> [Prompt] What follows is a set of records; repeat all of them exactly.
====================
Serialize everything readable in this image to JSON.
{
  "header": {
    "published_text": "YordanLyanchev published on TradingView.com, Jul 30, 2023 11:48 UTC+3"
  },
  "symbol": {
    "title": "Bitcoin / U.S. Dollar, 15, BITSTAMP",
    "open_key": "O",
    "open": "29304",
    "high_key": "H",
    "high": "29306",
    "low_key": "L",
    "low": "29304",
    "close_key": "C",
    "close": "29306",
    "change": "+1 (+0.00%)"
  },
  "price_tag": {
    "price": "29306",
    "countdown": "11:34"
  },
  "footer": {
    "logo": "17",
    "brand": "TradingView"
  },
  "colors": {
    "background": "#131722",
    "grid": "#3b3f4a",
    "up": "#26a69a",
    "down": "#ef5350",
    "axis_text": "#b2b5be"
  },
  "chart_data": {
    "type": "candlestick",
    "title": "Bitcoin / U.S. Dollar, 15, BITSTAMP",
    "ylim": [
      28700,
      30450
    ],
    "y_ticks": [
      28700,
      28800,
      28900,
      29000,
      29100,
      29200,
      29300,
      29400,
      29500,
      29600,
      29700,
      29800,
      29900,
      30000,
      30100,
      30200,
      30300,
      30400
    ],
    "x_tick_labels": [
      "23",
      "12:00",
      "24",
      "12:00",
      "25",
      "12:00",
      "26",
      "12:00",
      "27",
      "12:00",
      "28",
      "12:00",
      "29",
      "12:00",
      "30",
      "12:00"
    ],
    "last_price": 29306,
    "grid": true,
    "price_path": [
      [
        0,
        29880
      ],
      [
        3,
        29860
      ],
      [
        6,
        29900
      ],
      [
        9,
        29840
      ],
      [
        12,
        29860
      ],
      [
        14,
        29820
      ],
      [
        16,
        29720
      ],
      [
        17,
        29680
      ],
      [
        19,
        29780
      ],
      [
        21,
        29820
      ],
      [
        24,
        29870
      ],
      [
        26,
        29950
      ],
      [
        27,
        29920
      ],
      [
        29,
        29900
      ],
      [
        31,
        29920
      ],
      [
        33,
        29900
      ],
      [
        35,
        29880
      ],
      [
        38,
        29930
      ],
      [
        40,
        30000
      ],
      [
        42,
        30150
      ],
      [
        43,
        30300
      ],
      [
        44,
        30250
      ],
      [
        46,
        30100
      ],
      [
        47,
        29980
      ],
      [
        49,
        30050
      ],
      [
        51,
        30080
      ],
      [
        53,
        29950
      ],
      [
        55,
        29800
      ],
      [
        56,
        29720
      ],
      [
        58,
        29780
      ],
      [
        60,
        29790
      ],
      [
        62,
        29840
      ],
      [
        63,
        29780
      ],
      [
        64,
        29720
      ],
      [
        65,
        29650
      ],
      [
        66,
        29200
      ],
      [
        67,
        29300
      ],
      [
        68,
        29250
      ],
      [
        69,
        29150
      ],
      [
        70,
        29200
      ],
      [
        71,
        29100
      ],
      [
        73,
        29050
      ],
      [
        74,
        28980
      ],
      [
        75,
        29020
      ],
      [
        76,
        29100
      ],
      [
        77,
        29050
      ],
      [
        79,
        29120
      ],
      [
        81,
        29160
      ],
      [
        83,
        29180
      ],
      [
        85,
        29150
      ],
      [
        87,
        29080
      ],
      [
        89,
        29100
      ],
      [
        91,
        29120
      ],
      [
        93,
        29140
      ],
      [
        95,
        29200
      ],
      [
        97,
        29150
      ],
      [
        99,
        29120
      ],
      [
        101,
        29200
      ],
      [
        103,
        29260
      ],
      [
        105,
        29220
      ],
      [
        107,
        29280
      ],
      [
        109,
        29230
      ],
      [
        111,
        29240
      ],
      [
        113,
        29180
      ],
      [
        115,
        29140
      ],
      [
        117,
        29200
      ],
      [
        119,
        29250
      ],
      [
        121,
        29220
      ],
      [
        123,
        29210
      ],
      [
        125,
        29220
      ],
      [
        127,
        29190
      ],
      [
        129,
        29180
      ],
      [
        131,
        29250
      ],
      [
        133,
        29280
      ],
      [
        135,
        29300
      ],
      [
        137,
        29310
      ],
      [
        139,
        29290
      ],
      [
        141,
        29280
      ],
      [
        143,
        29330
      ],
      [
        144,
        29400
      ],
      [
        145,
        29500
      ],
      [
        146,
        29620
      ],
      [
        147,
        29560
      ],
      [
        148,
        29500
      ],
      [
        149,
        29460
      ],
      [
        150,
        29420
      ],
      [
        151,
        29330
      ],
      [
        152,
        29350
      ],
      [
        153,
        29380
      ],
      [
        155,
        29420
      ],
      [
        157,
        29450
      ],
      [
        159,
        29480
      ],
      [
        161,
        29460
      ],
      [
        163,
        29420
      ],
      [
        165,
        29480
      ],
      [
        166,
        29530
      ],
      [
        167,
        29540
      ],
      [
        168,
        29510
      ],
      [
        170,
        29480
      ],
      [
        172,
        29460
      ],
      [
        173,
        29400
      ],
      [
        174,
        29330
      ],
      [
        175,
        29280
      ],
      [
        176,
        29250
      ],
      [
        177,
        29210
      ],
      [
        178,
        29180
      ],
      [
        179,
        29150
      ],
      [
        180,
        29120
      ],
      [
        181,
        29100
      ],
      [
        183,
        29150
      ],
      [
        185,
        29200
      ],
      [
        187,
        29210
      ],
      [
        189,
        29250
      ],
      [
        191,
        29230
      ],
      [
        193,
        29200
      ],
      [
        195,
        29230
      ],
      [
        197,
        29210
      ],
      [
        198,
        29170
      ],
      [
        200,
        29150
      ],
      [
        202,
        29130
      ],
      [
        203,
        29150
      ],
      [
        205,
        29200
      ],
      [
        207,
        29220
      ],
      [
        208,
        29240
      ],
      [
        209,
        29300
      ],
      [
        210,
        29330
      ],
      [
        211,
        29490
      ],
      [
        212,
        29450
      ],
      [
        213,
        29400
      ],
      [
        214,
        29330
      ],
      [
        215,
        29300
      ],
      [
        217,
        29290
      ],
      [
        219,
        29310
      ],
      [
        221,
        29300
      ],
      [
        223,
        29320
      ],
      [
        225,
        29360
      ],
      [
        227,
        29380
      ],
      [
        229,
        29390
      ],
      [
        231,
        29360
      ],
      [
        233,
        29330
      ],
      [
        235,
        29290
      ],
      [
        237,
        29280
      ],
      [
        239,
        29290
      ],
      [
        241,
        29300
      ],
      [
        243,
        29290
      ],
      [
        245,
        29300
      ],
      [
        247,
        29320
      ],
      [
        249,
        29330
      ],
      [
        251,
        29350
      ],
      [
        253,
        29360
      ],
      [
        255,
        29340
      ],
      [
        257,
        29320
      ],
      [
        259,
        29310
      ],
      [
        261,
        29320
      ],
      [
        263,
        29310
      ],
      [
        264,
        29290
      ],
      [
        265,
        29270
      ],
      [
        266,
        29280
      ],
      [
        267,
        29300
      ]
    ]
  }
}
====================
> [Result]
Serialize everything readable in this image to JSON.
{
  "header": {
    "published_text": "YordanLyanchev published on TradingView.com, Jul 30, 2023 11:48 UTC+3"
  },
  "symbol": {
    "title": "Bitcoin / U.S. Dollar, 15, BITSTAMP",
    "open_key": "O",
    "open": "29304",
    "high_key": "H",
    "high": "29306",
    "low_key": "L",
    "low": "29304",
    "close_key": "C",
    "close": "29306",
    "change": "+1 (+0.00%)"
  },
  "price_tag": {
    "price": "29306",
    "countdown": "11:34"
  },
  "footer": {
    "logo": "17",
    "brand": "TradingView"
  },
  "colors": {
    "background": "#131722",
    "grid": "#3b3f4a",
    "up": "#26a69a",
    "down": "#ef5350",
    "axis_text": "#b2b5be"
  },
  "chart_data": {
    "type": "candlestick",
    "title": "Bitcoin / U.S. Dollar, 15, BITSTAMP",
    "ylim": [
      28700,
      30450
    ],
    "y_ticks": [
      28700,
      28800,
      28900,
      29000,
      29100,
      29200,
      29300,
      29400,
      29500,
      29600,
      29700,
      29800,
      29900,
      30000,
      30100,
      30200,
      30300,
      30400
    ],
    "x_tick_labels": [
      "23",
      "12:00",
      "24",
      "12:00",
      "25",
      "12:00",
      "26",
      "12:00",
      "27",
      "12:00",
      "28",
      "12:00",
      "29",
      "12:00",
      "30",
      "12:00"
    ],
    "last_price": 29306,
    "grid": true,
    "price_path": [
      [
        0,
        29880
      ],
      [
        3,
        29860
      ],
      [
        6,
        29900
      ],
      [
        9,
        29840
      ],
      [
        12,
        29860
      ],
      [
        14,
        29820
      ],
      [
        16,
        29720
      ],
      [
        17,
        29680
      ],
      [
        19,
        29780
      ],
      [
        21,
        29820
      ],
      [
        24,
        29870
      ],
      [
        26,
        29950
      ],
      [
        27,
        29920
      ],
      [
        29,
        29900
      ],
      [
        31,
        29920
      ],
      [
        33,
        29900
      ],
      [
        35,
        29880
      ],
      [
        38,
        29930
      ],
      [
        40,
        30000
      ],
      [
        42,
        30150
      ],
      [
        43,
        30300
      ],
      [
        44,
        30250
      ],
      [
        46,
        30100
      ],
      [
        47,
        29980
      ],
      [
        49,
        30050
      ],
      [
        51,
        30080
      ],
      [
        53,
        29950
      ],
      [
        55,
        29800
      ],
      [
        56,
        29720
      ],
      [
        58,
        29780
      ],
      [
        60,
        29790
      ],
      [
        62,
        29840
      ],
      [
        63,
        29780
      ],
      [
        64,
        29720
      ],
      [
        65,
        29650
      ],
      [
        66,
        29200
      ],
      [
        67,
        29300
      ],
      [
        68,
        29250
      ],
      [
        69,
        29150
      ],
      [
        70,
        29200
      ],
      [
        71,
        29100
      ],
      [
        73,
        29050
      ],
      [
        74,
        28980
      ],
      [
        75,
        29020
      ],
      [
        76,
        29100
      ],
      [
        77,
        29050
      ],
      [
        79,
        29120
      ],
      [
        81,
        29160
      ],
      [
        83,
        29180
      ],
      [
        85,
        29150
      ],
      [
        87,
        29080
      ],
      [
        89,
        29100
      ],
      [
        91,
        29120
      ],
      [
        93,
        29140
      ],
      [
        95,
        29200
      ],
      [
        97,
        29150
      ],
      [
        99,
        29120
      ],
      [
        101,
        29200
      ],
      [
        103,
        29260
      ],
      [
        105,
        29220
      ],
      [
        107,
        29280
      ],
      [
        109,
        29230
      ],
      [
        111,
        29240
      ],
      [
        113,
        29180
      ],
      [
        115,
        29140
      ],
      [
        117,
        29200
      ],
      [
        119,
        29250
      ],
      [
        121,
        29220
      ],
      [
        123,
        29210
      ],
      [
        125,
        29220
      ],
      [
        127,
        29190
      ],
      [
        129,
        29180
      ],
      [
        131,
        29250
      ],
      [
        133,
        29280
      ],
      [
        135,
        29300
      ],
      [
        137,
        29310
      ],
      [
        139,
        29290
      ],
      [
        141,
        29280
      ],
      [
        143,
        29330
      ],
      [
        144,
        29400
      ],
      [
        145,
        29500
      ],
      [
        146,
        29620
      ],
      [
        147,
        29560
      ],
      [
        148,
        29500
      ],
      [
        149,
        29460
      ],
      [
        150,
        29420
      ],
      [
        151,
        29330
      ],
      [
        152,
        29350
      ],
      [
        153,
        29380
      ],
      [
        155,
        29420
      ],
      [
        157,
        29450
      ],
      [
        159,
        29480
      ],
      [
        161,
        29460
      ],
      [
        163,
        29420
      ],
      [
        165,
        29480
      ],
      [
        166,
        29530
      ],
      [
        167,
        29540
      ],
      [
        168,
        29510
      ],
      [
        170,
        29480
      ],
      [
        172,
        29460
      ],
      [
        173,
        29400
      ],
      [
        174,
        29330
      ],
      [
        175,
        29280
      ],
      [
        176,
        29250
      ],
      [
        177,
        29210
      ],
      [
        178,
        29180
      ],
      [
        179,
        29150
      ],
      [
        180,
        29120
      ],
      [
        181,
        29100
      ],
      [
        183,
        29150
      ],
      [
        185,
        29200
      ],
      [
        187,
        29210
      ],
      [
        189,
        29250
      ],
      [
        191,
        29230
      ],
      [
        193,
        29200
      ],
      [
        195,
        29230
      ],
      [
        197,
        29210
      ],
      [
        198,
        29170
      ],
      [
        200,
        29150
      ],
      [
        202,
        29130
      ],
      [
        203,
        29150
      ],
      [
        205,
        29200
      ],
      [
        207,
        29220
      ],
      [
        208,
        29240
      ],
      [
        209,
        29300
      ],
      [
        210,
        29330
      ],
      [
        211,
        29490
      ],
      [
        212,
        29450
      ],
      [
        213,
        29400
      ],
      [
        214,
        29330
      ],
      [
        215,
        29300
      ],
      [
        217,
        29290
      ],
      [
        219,
        29310
      ],
      [
        221,
        29300
      ],
      [
        223,
        29320
      ],
      [
        225,
        29360
      ],
      [
        227,
        29380
      ],
      [
        229,
        29390
      ],
      [
        231,
        29360
      ],
      [
        233,
        29330
      ],
      [
        235,
        29290
      ],
      [
        237,
        29280
      ],
      [
        239,
        29290
      ],
      [
        241,
        29300
      ],
      [
        243,
        29290
      ],
      [
        245,
        29300
      ],
      [
        247,
        29320
      ],
      [
        249,
        29330
      ],
      [
        251,
        29350
      ],
      [
        253,
        29360
      ],
      [
        255,
        29340
      ],
      [
        257,
        29320
      ],
      [
        259,
        29310
      ],
      [
        261,
        29320
      ],
      [
        263,
        29310
      ],
      [
        264,
        29290
      ],
      [
        265,
        29270
      ],
      [
        266,
        29280
      ],
      [
        267,
        29300
      ]
    ]
  }
}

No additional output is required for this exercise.